## begin Materials provided

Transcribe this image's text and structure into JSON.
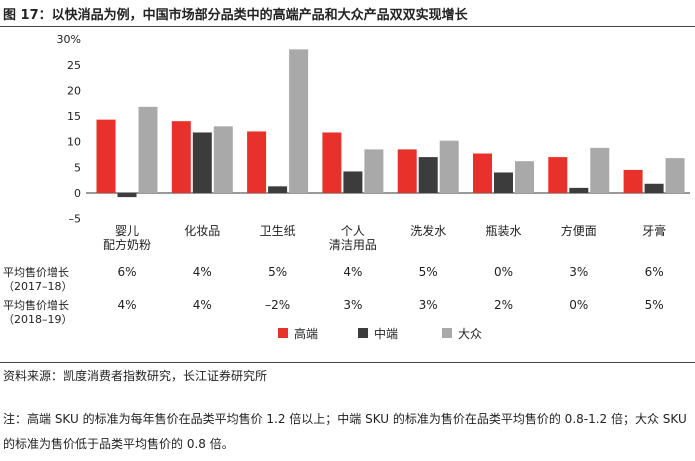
{
  "figure": {
    "title": "图 17：以快消品为例，中国市场部分品类中的高端产品和大众产品双双实现增长",
    "source": "资料来源：凯度消费者指数研究，长江证券研究所",
    "note": "注：高端 SKU 的标准为每年售价在品类平均售价 1.2 倍以上；中端 SKU 的标准为售价在品类平均售价的 0.8-1.2 倍；大众 SKU 的标准为售价低于品类平均售价的 0.8 倍。"
  },
  "chart_data": {
    "type": "bar",
    "title": "",
    "xlabel": "",
    "ylabel": "",
    "ylim": [
      -5,
      30
    ],
    "yticks": [
      -5,
      0,
      5,
      10,
      15,
      20,
      25,
      30
    ],
    "ytick_labels": [
      "–5",
      "0",
      "5",
      "10",
      "15",
      "20",
      "25",
      "30%"
    ],
    "categories": [
      "婴儿\n配方奶粉",
      "化妆品",
      "卫生纸",
      "个人\n清洁用品",
      "洗发水",
      "瓶装水",
      "方便面",
      "牙膏"
    ],
    "series": [
      {
        "name": "高端",
        "color": "#e8312a",
        "values": [
          14.3,
          14.0,
          12.0,
          11.8,
          8.5,
          7.7,
          7.0,
          4.5
        ]
      },
      {
        "name": "中端",
        "color": "#3c3c3c",
        "values": [
          -0.8,
          11.8,
          1.3,
          4.2,
          7.0,
          4.0,
          1.0,
          1.8
        ]
      },
      {
        "name": "大众",
        "color": "#a9a9a9",
        "values": [
          16.8,
          13.0,
          28.0,
          8.5,
          10.2,
          6.2,
          8.8,
          6.8
        ]
      }
    ],
    "legend_position": "bottom-right",
    "grid": false,
    "table_rows": [
      {
        "label": [
          "平均售价增长",
          "（2017–18）"
        ],
        "values": [
          "6%",
          "4%",
          "5%",
          "4%",
          "5%",
          "0%",
          "3%",
          "6%"
        ]
      },
      {
        "label": [
          "平均售价增长",
          "（2018–19）"
        ],
        "values": [
          "4%",
          "4%",
          "–2%",
          "3%",
          "3%",
          "2%",
          "0%",
          "5%"
        ]
      }
    ]
  }
}
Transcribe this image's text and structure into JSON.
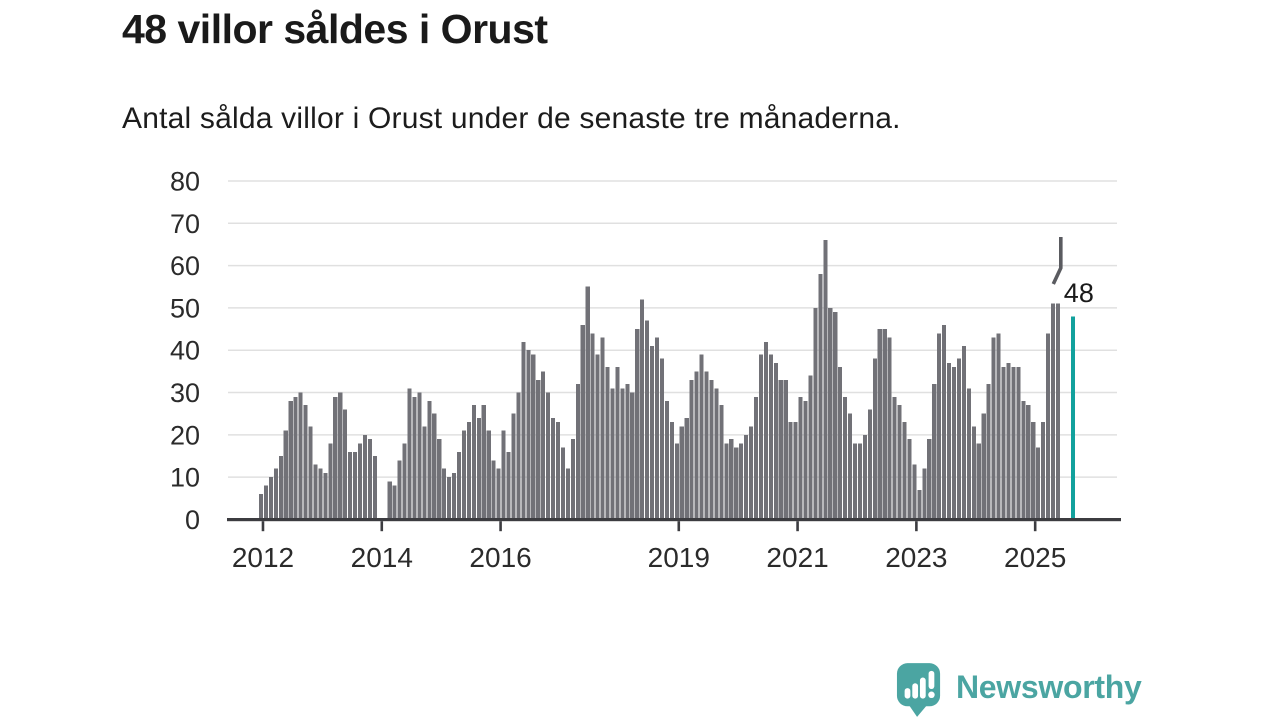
{
  "header": {
    "title": "48 villor såldes i Orust",
    "subtitle": "Antal sålda villor i Orust under de senaste tre månaderna."
  },
  "colors": {
    "background": "#ffffff",
    "bar": "#717177",
    "highlight": "#12a19d",
    "brand": "#4ba5a2",
    "grid": "#e0e0e0",
    "axis": "#3c3c40",
    "text": "#1a1a1a",
    "axis_label": "#2b2b2b",
    "annotation_line": "#5a5b60"
  },
  "chart_data": {
    "type": "bar",
    "title": "48 villor såldes i Orust",
    "subtitle": "Antal sålda villor i Orust under de senaste tre månaderna.",
    "xlabel": "",
    "ylabel": "",
    "grid": true,
    "ylim": [
      0,
      80
    ],
    "y_ticks": [
      0,
      10,
      20,
      30,
      40,
      50,
      60,
      70,
      80
    ],
    "x_tick_years": [
      2012,
      2014,
      2016,
      2019,
      2021,
      2023,
      2025
    ],
    "start_year": 2012,
    "frequency": "monthly",
    "monthly_values": [
      6,
      8,
      10,
      12,
      15,
      21,
      28,
      29,
      30,
      27,
      22,
      13,
      12,
      11,
      18,
      29,
      30,
      26,
      16,
      16,
      18,
      20,
      19,
      15,
      null,
      null,
      9,
      8,
      14,
      18,
      31,
      29,
      30,
      22,
      28,
      25,
      19,
      12,
      10,
      11,
      16,
      21,
      23,
      27,
      24,
      27,
      21,
      14,
      12,
      21,
      16,
      25,
      30,
      42,
      40,
      39,
      33,
      35,
      30,
      24,
      23,
      17,
      12,
      19,
      32,
      46,
      55,
      44,
      39,
      43,
      36,
      31,
      36,
      31,
      32,
      30,
      45,
      52,
      47,
      41,
      43,
      38,
      28,
      23,
      18,
      22,
      24,
      33,
      35,
      39,
      35,
      33,
      31,
      27,
      18,
      19,
      17,
      18,
      20,
      22,
      29,
      39,
      42,
      39,
      37,
      33,
      33,
      23,
      23,
      29,
      28,
      34,
      50,
      58,
      66,
      50,
      49,
      36,
      29,
      25,
      18,
      18,
      20,
      26,
      38,
      45,
      45,
      43,
      29,
      27,
      23,
      19,
      13,
      7,
      12,
      19,
      32,
      44,
      46,
      37,
      36,
      38,
      41,
      31,
      22,
      18,
      25,
      32,
      43,
      44,
      36,
      37,
      36,
      36,
      28,
      27,
      23,
      17,
      23,
      44,
      51,
      51
    ],
    "highlight": {
      "label": "48",
      "value": 48,
      "months_after_last": 3
    }
  },
  "footer": {
    "brand": "Newsworthy"
  }
}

## end Materials provided

→ Objective:
Your copy of the data should match it exactly, except that pictures are left out.

→ The result:
Transcribe this image's text and structure into JSON.
{
  "figure": {
    "title": "图 17：以快消品为例，中国市场部分品类中的高端产品和大众产品双双实现增长",
    "source": "资料来源：凯度消费者指数研究，长江证券研究所",
    "note": "注：高端 SKU 的标准为每年售价在品类平均售价 1.2 倍以上；中端 SKU 的标准为售价在品类平均售价的 0.8-1.2 倍；大众 SKU 的标准为售价低于品类平均售价的 0.8 倍。"
  },
  "chart_data": {
    "type": "bar",
    "title": "",
    "xlabel": "",
    "ylabel": "",
    "ylim": [
      -5,
      30
    ],
    "yticks": [
      -5,
      0,
      5,
      10,
      15,
      20,
      25,
      30
    ],
    "ytick_labels": [
      "–5",
      "0",
      "5",
      "10",
      "15",
      "20",
      "25",
      "30%"
    ],
    "categories": [
      "婴儿\n配方奶粉",
      "化妆品",
      "卫生纸",
      "个人\n清洁用品",
      "洗发水",
      "瓶装水",
      "方便面",
      "牙膏"
    ],
    "series": [
      {
        "name": "高端",
        "color": "#e8312a",
        "values": [
          14.3,
          14.0,
          12.0,
          11.8,
          8.5,
          7.7,
          7.0,
          4.5
        ]
      },
      {
        "name": "中端",
        "color": "#3c3c3c",
        "values": [
          -0.8,
          11.8,
          1.3,
          4.2,
          7.0,
          4.0,
          1.0,
          1.8
        ]
      },
      {
        "name": "大众",
        "color": "#a9a9a9",
        "values": [
          16.8,
          13.0,
          28.0,
          8.5,
          10.2,
          6.2,
          8.8,
          6.8
        ]
      }
    ],
    "legend_position": "bottom-right",
    "grid": false,
    "table_rows": [
      {
        "label": [
          "平均售价增长",
          "（2017–18）"
        ],
        "values": [
          "6%",
          "4%",
          "5%",
          "4%",
          "5%",
          "0%",
          "3%",
          "6%"
        ]
      },
      {
        "label": [
          "平均售价增长",
          "（2018–19）"
        ],
        "values": [
          "4%",
          "4%",
          "–2%",
          "3%",
          "3%",
          "2%",
          "0%",
          "5%"
        ]
      }
    ]
  }
}
Transcribe this image's text and structure into JSON.
{
  "header": {
    "title": "48 villor såldes i Orust",
    "subtitle": "Antal sålda villor i Orust under de senaste tre månaderna."
  },
  "colors": {
    "background": "#ffffff",
    "bar": "#717177",
    "highlight": "#12a19d",
    "brand": "#4ba5a2",
    "grid": "#e0e0e0",
    "axis": "#3c3c40",
    "text": "#1a1a1a",
    "axis_label": "#2b2b2b",
    "annotation_line": "#5a5b60"
  },
  "chart_data": {
    "type": "bar",
    "title": "48 villor såldes i Orust",
    "subtitle": "Antal sålda villor i Orust under de senaste tre månaderna.",
    "xlabel": "",
    "ylabel": "",
    "grid": true,
    "ylim": [
      0,
      80
    ],
    "y_ticks": [
      0,
      10,
      20,
      30,
      40,
      50,
      60,
      70,
      80
    ],
    "x_tick_years": [
      2012,
      2014,
      2016,
      2019,
      2021,
      2023,
      2025
    ],
    "start_year": 2012,
    "frequency": "monthly",
    "monthly_values": [
      6,
      8,
      10,
      12,
      15,
      21,
      28,
      29,
      30,
      27,
      22,
      13,
      12,
      11,
      18,
      29,
      30,
      26,
      16,
      16,
      18,
      20,
      19,
      15,
      null,
      null,
      9,
      8,
      14,
      18,
      31,
      29,
      30,
      22,
      28,
      25,
      19,
      12,
      10,
      11,
      16,
      21,
      23,
      27,
      24,
      27,
      21,
      14,
      12,
      21,
      16,
      25,
      30,
      42,
      40,
      39,
      33,
      35,
      30,
      24,
      23,
      17,
      12,
      19,
      32,
      46,
      55,
      44,
      39,
      43,
      36,
      31,
      36,
      31,
      32,
      30,
      45,
      52,
      47,
      41,
      43,
      38,
      28,
      23,
      18,
      22,
      24,
      33,
      35,
      39,
      35,
      33,
      31,
      27,
      18,
      19,
      17,
      18,
      20,
      22,
      29,
      39,
      42,
      39,
      37,
      33,
      33,
      23,
      23,
      29,
      28,
      34,
      50,
      58,
      66,
      50,
      49,
      36,
      29,
      25,
      18,
      18,
      20,
      26,
      38,
      45,
      45,
      43,
      29,
      27,
      23,
      19,
      13,
      7,
      12,
      19,
      32,
      44,
      46,
      37,
      36,
      38,
      41,
      31,
      22,
      18,
      25,
      32,
      43,
      44,
      36,
      37,
      36,
      36,
      28,
      27,
      23,
      17,
      23,
      44,
      51,
      51
    ],
    "highlight": {
      "label": "48",
      "value": 48,
      "months_after_last": 3
    }
  },
  "footer": {
    "brand": "Newsworthy"
  }
}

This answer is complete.